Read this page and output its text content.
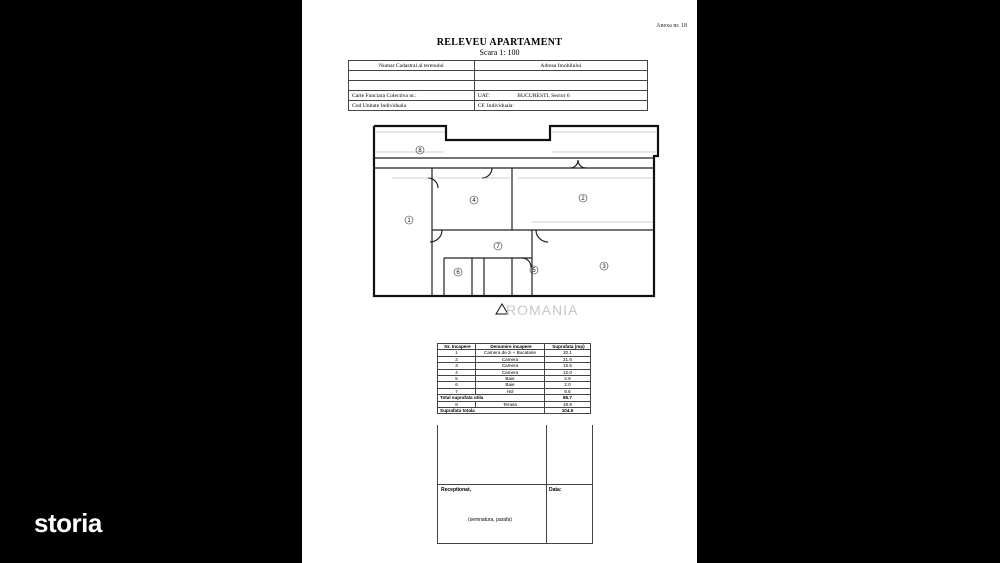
Anexa nr. 18
RELEVEU APARTAMENT
Scara 1: 100
Numar Cadastral al terenului	Adresa Imobilului

Carte Funciara Colectiva nr.:	UAT: BUCURESTI, Sector 6
Cod Unitate Individuala	CF. Individuala:
8
1
4	2
7
6	5
3
ROMANIA
Nr. Incapere	Denumire incapere	Suprafata (mp)
1	Camera de zi + Bucatarie	20.1
2	Camera	21.6
3	Camera	15.5
4	Camera	12.0
5	Baie	2.9
6	Baie	2.0
7	Hol	8.6
Total suprafata utila		85.7
8	Terasa	18.9
Suprafata totala		104.6
Receptionat,
(semnatura, parafa)
Data:
storia
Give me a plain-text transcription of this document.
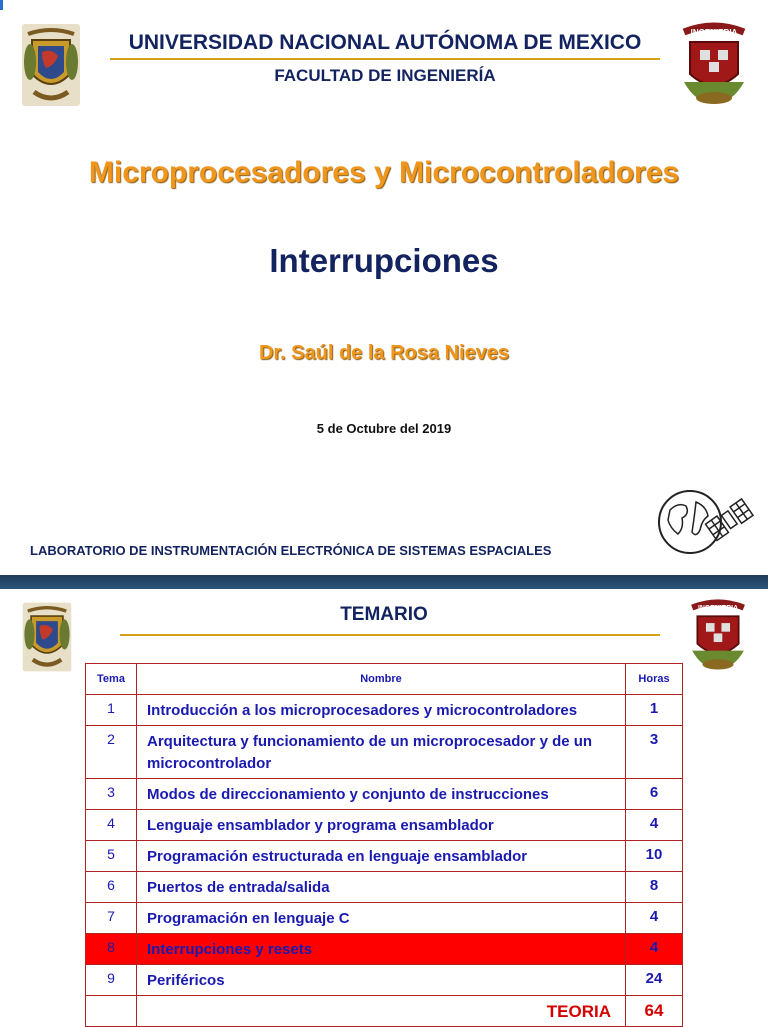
UNIVERSIDAD NACIONAL AUTÓNOMA DE MEXICO
FACULTAD DE INGENIERÍA
INGENIERIA
Microprocesadores y Microcontroladores
Interrupciones
Dr. Saúl de la Rosa Nieves
5 de Octubre del 2019
LABORATORIO DE INSTRUMENTACIÓN ELECTRÓNICA DE SISTEMAS ESPACIALES
TEMARIO	INGENIERIA
Tema	Nombre	Horas
1	Introducción a los microprocesadores y microcontroladores	1
2	Arquitectura y funcionamiento de un microprocesador y de un microcontrolador	3
3	Modos de direccionamiento y conjunto de instrucciones	6
4	Lenguaje ensamblador y programa ensamblador	4
5	Programación estructurada en lenguaje ensamblador	10
6	Puertos de entrada/salida	8
7	Programación en lenguaje C	4
8	Interrupciones y resets	4
9	Periféricos	24
	TEORIA	64
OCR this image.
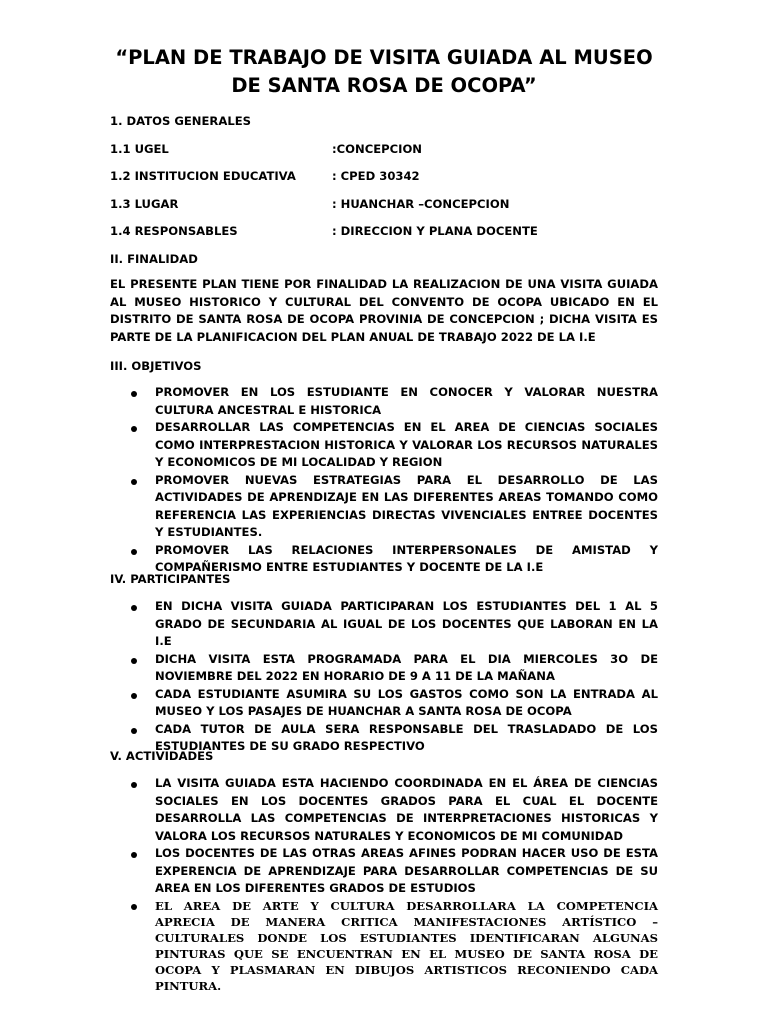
“PLAN DE TRABAJO DE VISITA GUIADA AL MUSEO DE SANTA ROSA DE OCOPA”
1. DATOS GENERALES
1.1 UGEL	:CONCEPCION
1.2 INSTITUCION EDUCATIVA	: CPED 30342
1.3 LUGAR	: HUANCHAR –CONCEPCION
1.4 RESPONSABLES	: DIRECCION Y PLANA DOCENTE
II. FINALIDAD
EL PRESENTE PLAN TIENE POR FINALIDAD LA REALIZACION DE UNA VISITA GUIADA AL MUSEO HISTORICO Y CULTURAL DEL CONVENTO DE OCOPA UBICADO EN EL DISTRITO DE SANTA ROSA DE OCOPA PROVINIA DE CONCEPCION ; DICHA VISITA ES PARTE DE LA PLANIFICACION DEL PLAN ANUAL DE TRABAJO 2022 DE LA I.E
III. OBJETIVOS
PROMOVER EN LOS ESTUDIANTE EN CONOCER Y VALORAR NUESTRA CULTURA ANCESTRAL E HISTORICA
DESARROLLAR LAS COMPETENCIAS EN EL AREA DE CIENCIAS SOCIALES COMO INTERPRESTACION HISTORICA Y VALORAR LOS RECURSOS NATURALES Y ECONOMICOS DE MI LOCALIDAD Y REGION
PROMOVER NUEVAS ESTRATEGIAS PARA EL DESARROLLO DE LAS ACTIVIDADES DE APRENDIZAJE EN LAS DIFERENTES AREAS TOMANDO COMO REFERENCIA LAS EXPERIENCIAS DIRECTAS VIVENCIALES ENTREE DOCENTES Y ESTUDIANTES.
PROMOVER LAS RELACIONES INTERPERSONALES DE AMISTAD Y COMPAÑERISMO ENTRE ESTUDIANTES Y DOCENTE DE LA I.E
IV. PARTICIPANTES
EN DICHA VISITA GUIADA PARTICIPARAN LOS ESTUDIANTES DEL 1 AL 5 GRADO DE SECUNDARIA AL IGUAL DE LOS DOCENTES QUE LABORAN EN LA I.E
DICHA VISITA ESTA PROGRAMADA PARA EL DIA MIERCOLES 3O DE NOVIEMBRE DEL 2022 EN HORARIO DE 9 A 11 DE LA MAÑANA
CADA ESTUDIANTE ASUMIRA SU LOS GASTOS COMO SON LA ENTRADA AL MUSEO Y LOS PASAJES DE HUANCHAR A SANTA ROSA DE OCOPA
CADA TUTOR DE AULA SERA RESPONSABLE DEL TRASLADADO DE LOS ESTUDIANTES DE SU GRADO RESPECTIVO
V. ACTIVIDADES
LA VISITA GUIADA ESTA HACIENDO COORDINADA EN EL ÁREA DE CIENCIAS SOCIALES EN LOS DOCENTES GRADOS PARA EL CUAL EL DOCENTE DESARROLLA LAS COMPETENCIAS DE INTERPRETACIONES HISTORICAS Y VALORA LOS RECURSOS NATURALES Y ECONOMICOS DE MI COMUNIDAD
LOS DOCENTES DE LAS OTRAS AREAS AFINES PODRAN HACER USO DE ESTA EXPERENCIA DE APRENDIZAJE PARA DESARROLLAR COMPETENCIAS DE SU AREA EN LOS DIFERENTES GRADOS DE ESTUDIOS
EL AREA DE ARTE Y CULTURA DESARROLLARA LA COMPETENCIA APRECIA DE MANERA CRITICA MANIFESTACIONES ARTÍSTICO – CULTURALES DONDE LOS ESTUDIANTES IDENTIFICARAN ALGUNAS PINTURAS QUE SE ENCUENTRAN EN EL MUSEO DE SANTA ROSA DE OCOPA Y PLASMARAN EN DIBUJOS ARTISTICOS RECONIENDO CADA PINTURA.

THE PROBLEM: Say how many lines in this material hold "Programación", and say nothing else.

EXERCISE OUTPUT: 2